* [WHAT IS EXPECTED] Output every line below without omitting or altering anything.
● ● ● ●
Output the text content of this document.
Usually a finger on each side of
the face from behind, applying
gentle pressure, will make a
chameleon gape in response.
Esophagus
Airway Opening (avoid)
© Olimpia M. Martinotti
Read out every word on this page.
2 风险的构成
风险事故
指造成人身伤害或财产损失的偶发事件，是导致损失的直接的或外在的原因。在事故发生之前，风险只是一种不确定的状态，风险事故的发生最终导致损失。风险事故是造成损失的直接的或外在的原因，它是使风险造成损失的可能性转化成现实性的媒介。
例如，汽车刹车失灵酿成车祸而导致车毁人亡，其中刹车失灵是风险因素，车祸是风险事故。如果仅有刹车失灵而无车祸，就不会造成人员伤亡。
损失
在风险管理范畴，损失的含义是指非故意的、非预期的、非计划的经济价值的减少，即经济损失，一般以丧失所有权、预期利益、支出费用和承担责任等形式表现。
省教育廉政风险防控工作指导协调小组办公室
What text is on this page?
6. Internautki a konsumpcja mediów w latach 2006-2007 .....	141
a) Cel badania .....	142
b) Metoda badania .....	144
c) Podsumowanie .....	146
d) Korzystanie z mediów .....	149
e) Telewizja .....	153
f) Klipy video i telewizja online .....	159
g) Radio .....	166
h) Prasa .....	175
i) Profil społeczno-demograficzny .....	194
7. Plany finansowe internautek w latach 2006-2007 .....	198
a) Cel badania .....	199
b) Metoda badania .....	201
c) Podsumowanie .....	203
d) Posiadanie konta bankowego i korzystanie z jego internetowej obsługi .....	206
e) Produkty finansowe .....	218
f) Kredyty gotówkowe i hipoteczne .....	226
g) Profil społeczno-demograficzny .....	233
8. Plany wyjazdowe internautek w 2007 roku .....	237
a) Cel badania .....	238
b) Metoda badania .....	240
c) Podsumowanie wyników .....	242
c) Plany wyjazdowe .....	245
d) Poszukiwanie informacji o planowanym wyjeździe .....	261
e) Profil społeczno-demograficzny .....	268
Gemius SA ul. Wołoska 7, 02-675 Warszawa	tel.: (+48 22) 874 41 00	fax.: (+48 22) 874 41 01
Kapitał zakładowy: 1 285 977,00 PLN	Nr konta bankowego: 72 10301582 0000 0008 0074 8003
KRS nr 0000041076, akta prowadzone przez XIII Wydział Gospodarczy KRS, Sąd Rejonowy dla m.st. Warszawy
● ● ● ●
* [REPLY TO THE TASK]
Output the text content of this document.
Usually a finger on each side of
the face from behind, applying
gentle pressure, will make a
chameleon gape in response.
Esophagus
Airway Opening (avoid)
© Olimpia M. Martinotti
Read out every word on this page.
2 风险的构成
风险事故
指造成人身伤害或财产损失的偶发事件，是导致损失的直接的或外在的原因。在事故发生之前，风险只是一种不确定的状态，风险事故的发生最终导致损失。风险事故是造成损失的直接的或外在的原因，它是使风险造成损失的可能性转化成现实性的媒介。
例如，汽车刹车失灵酿成车祸而导致车毁人亡，其中刹车失灵是风险因素，车祸是风险事故。如果仅有刹车失灵而无车祸，就不会造成人员伤亡。
损失
在风险管理范畴，损失的含义是指非故意的、非预期的、非计划的经济价值的减少，即经济损失，一般以丧失所有权、预期利益、支出费用和承担责任等形式表现。
省教育廉政风险防控工作指导协调小组办公室
What text is on this page?
6. Internautki a konsumpcja mediów w latach 2006-2007 .....	141
a) Cel badania .....	142
b) Metoda badania .....	144
c) Podsumowanie .....	146
d) Korzystanie z mediów .....	149
e) Telewizja .....	153
f) Klipy video i telewizja online .....	159
g) Radio .....	166
h) Prasa .....	175
i) Profil społeczno-demograficzny .....	194
7. Plany finansowe internautek w latach 2006-2007 .....	198
a) Cel badania .....	199
b) Metoda badania .....	201
c) Podsumowanie .....	203
d) Posiadanie konta bankowego i korzystanie z jego internetowej obsługi .....	206
e) Produkty finansowe .....	218
f) Kredyty gotówkowe i hipoteczne .....	226
g) Profil społeczno-demograficzny .....	233
8. Plany wyjazdowe internautek w 2007 roku .....	237
a) Cel badania .....	238
b) Metoda badania .....	240
c) Podsumowanie wyników .....	242
c) Plany wyjazdowe .....	245
d) Poszukiwanie informacji o planowanym wyjeździe .....	261
e) Profil społeczno-demograficzny .....	268
Gemius SA ul. Wołoska 7, 02-675 Warszawa	tel.: (+48 22) 874 41 00	fax.: (+48 22) 874 41 01
Kapitał zakładowy: 1 285 977,00 PLN	Nr konta bankowego: 72 10301582 0000 0008 0074 8003
KRS nr 0000041076, akta prowadzone przez XIII Wydział Gospodarczy KRS, Sąd Rejonowy dla m.st. Warszawy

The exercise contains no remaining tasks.